** begin SUPPLIED MATERIAL **

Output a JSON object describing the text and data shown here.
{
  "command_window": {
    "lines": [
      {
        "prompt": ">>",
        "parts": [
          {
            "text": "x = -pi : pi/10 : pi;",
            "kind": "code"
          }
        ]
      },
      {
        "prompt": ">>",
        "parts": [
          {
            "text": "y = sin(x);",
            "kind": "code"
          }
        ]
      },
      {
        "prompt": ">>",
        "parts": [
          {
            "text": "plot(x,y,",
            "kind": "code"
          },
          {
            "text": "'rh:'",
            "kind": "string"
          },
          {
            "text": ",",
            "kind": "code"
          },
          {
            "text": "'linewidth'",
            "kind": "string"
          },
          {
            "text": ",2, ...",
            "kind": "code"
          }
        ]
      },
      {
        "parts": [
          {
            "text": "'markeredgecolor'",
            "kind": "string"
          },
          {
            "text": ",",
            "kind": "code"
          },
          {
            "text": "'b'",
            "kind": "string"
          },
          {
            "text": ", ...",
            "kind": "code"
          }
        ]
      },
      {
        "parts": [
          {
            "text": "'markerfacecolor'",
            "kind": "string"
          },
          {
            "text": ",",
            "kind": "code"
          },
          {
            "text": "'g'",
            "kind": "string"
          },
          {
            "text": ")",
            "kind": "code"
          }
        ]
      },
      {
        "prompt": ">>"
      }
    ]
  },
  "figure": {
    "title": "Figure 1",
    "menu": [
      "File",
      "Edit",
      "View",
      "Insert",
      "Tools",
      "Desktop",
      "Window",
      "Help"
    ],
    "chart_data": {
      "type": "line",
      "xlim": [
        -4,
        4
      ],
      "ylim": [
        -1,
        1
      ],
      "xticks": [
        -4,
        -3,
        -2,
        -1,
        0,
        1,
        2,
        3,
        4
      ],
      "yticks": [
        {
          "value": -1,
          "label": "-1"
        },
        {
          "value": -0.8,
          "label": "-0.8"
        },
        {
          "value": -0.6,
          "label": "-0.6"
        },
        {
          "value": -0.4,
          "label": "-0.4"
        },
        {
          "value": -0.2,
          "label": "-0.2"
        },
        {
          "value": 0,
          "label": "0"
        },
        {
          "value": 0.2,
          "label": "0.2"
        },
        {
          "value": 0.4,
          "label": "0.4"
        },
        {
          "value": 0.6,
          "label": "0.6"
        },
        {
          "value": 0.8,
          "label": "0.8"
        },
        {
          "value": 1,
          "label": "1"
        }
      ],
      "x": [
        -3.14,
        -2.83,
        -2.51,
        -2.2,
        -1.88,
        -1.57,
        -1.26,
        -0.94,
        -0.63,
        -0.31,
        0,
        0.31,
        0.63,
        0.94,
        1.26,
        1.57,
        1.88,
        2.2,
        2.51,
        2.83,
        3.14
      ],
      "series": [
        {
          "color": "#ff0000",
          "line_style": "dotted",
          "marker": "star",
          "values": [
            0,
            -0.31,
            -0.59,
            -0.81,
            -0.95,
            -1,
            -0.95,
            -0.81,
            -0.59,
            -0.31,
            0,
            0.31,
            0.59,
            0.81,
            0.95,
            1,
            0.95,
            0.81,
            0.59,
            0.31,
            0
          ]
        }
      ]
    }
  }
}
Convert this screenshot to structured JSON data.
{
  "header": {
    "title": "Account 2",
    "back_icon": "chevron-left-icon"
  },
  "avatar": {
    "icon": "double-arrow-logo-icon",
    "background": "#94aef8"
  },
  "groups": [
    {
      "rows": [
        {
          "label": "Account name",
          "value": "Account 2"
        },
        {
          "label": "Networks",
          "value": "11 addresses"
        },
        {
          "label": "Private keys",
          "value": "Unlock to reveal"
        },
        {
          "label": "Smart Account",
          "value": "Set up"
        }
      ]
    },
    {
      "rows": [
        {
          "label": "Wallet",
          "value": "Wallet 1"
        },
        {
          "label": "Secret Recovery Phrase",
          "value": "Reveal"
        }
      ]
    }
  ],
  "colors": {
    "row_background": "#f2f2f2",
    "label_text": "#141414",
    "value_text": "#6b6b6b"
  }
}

** end SUPPLIED MATERIAL **

_WORK INSTRUCTIONS_
Reproduce each line from the records that contains the word "Account".

_EXERCISE OUTPUT_
    "title": "Account 2",
          "label": "Account name",
          "value": "Account 2"
          "label": "Smart Account",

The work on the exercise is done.